• WRITTEN TASKS:
a. Retype the stretch of the persona-data package metadata from "# persona-data" through "synth-persona)", reproducing it without any change.
b. Using the persona-data package metadata, answer these questions:
(i) What version number does the package carry?
(ii) What Python version does the package require at minimum?
(iii) What is the lowest version of pyarrow it accepts?
c. Carry on the persona-data package description from where it stops, keeping the same Markdown style.

Metadata-Version: 2.3
Name: persona-data
Version: 0.7.0
Summary: Shared dataset loading and prompt formatting for implicit-personalization projects
Requires-Dist: huggingface-hub>=0.30.0
Requires-Dist: orjson>=3.9.0
Requires-Dist: pyarrow>=14.0.0
Requires-Dist: torch>=2.0.0
Requires-Dist: numpy>=1.24.0
Requires-Python: >=3.10
Description-Content-Type: text/markdown

# persona-data

[![Docs](https://img.shields.io/badge/docs-view-purple?logo=materialformkdocs)](https://implicit-personalization.github.io/persona-data/)
[![PyPI](https://img.shields.io/pypi/v/persona-data?logo=pypi&label=PyPI)](https://pypi.org/project/persona-data/)
[![Dataset](https://img.shields.io/badge/🤗-synth--persona-yellow)](https://huggingface.co/datasets/implicit-personalization/synth-persona)

• GIVEN ENTRIES:

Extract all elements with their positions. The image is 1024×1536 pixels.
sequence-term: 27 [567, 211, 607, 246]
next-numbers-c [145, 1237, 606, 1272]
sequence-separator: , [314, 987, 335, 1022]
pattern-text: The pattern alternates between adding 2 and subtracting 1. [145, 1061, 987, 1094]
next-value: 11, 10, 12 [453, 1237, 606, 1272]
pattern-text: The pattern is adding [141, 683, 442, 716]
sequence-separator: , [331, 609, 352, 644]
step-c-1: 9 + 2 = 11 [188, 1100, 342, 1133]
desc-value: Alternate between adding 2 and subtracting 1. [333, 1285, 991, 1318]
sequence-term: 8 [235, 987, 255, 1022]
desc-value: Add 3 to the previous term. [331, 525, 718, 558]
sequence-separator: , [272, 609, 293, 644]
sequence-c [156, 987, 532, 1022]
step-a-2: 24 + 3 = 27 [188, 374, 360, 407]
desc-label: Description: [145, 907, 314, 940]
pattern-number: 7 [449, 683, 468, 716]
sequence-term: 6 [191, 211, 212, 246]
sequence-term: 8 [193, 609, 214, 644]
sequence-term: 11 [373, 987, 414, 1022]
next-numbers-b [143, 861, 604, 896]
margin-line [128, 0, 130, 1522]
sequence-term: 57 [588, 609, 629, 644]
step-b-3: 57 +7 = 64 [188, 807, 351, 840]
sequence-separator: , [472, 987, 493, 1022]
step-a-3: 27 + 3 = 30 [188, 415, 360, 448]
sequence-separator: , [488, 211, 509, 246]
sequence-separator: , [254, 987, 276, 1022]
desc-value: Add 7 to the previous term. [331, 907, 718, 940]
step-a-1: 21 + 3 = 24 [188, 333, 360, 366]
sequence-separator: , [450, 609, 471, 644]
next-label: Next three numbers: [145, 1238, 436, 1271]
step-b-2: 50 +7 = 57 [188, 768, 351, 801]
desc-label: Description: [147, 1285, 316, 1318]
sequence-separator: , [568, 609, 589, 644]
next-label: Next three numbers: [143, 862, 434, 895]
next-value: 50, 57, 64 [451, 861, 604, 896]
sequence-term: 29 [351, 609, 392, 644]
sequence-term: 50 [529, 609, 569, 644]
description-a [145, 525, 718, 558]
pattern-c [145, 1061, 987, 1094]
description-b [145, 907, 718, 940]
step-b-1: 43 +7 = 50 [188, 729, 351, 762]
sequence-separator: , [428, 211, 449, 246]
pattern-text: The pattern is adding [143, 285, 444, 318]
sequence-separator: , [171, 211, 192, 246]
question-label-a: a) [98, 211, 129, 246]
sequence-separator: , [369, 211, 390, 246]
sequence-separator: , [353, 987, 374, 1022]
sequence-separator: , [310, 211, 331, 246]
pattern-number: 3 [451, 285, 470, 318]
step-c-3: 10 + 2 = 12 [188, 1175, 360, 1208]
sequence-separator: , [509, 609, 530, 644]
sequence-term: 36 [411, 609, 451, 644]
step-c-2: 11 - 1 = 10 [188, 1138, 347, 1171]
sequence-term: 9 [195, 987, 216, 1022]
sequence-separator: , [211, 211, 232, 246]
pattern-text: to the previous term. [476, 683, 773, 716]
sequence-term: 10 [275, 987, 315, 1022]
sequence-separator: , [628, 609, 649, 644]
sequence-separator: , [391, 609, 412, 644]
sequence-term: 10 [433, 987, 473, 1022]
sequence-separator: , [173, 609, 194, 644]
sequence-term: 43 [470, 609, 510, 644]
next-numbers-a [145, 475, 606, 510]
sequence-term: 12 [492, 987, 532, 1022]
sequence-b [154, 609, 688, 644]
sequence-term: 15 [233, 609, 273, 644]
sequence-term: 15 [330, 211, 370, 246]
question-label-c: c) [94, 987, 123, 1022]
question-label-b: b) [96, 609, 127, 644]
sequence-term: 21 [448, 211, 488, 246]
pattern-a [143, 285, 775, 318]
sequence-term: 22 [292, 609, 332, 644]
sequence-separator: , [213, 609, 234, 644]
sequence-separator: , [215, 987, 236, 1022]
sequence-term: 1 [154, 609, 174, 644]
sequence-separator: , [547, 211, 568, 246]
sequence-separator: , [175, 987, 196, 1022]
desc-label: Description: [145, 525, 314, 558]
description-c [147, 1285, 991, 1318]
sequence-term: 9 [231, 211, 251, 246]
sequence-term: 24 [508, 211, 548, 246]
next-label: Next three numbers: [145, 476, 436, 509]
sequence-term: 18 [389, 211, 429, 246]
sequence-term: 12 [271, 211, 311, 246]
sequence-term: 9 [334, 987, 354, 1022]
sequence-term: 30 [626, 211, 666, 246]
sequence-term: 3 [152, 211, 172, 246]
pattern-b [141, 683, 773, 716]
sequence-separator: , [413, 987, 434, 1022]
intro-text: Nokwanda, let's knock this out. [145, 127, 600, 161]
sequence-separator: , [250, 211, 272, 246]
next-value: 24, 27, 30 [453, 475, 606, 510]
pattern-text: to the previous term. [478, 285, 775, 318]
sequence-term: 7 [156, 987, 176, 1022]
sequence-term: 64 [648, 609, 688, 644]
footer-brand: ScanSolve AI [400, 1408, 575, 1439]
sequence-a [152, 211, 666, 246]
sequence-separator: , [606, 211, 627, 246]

• SET OF ANSWERS:
a.
# persona-data

[![Docs](https://img.shields.io/badge/docs-view-purple?logo=materialformkdocs)](https://implicit-personalization.github.io/persona-data/)
[![PyPI](https://img.shields.io/pypi/v/persona-data?logo=pypi&label=PyPI)](https://pypi.org/project/persona-data/)
[![Dataset](https://img.shields.io/badge/🤗-synth--persona-yellow)](https://huggingface.co/datasets/implicit-personalization/synth-persona)

b.
(i) 0.7.0
(ii) 3.10
(iii) 14.0.0

c.
Dataset loaders and prompt utilities for the [implicit-personalization](https://github.com/implicit-personalization)
research effort, built around **SynthPersona** — an open synthetic-persona dataset for studying, steering, and
personalizing language models.

## The SynthPersona dataset

[`implicit-personalization/synth-persona`](https://huggingface.co/datasets/implicit-personalization/synth-persona)
is a fully open synthetic persona dataset (~1.41 GB, English) for research on implicit personalization, persona
steering, and persona-grounded evaluation.

- **1,000 personas** built from structured seed attributes and expanded into biographies, interview transcripts,
  and supporting statements, plus a `baseline_assistant` control.
- **788k QA rows** across three axes:
  - `type`: **explicit** (supported by a seed/interview/statement) vs. **implicit** (inferred from the biography).
  - `scope`: **individual** (one persona) vs. **shared** (same item across all personas, directly comparable).
  - `item_type`: **FRQ** (free-response, for training) vs. **MCQ** (multiple-choice, for evaluation).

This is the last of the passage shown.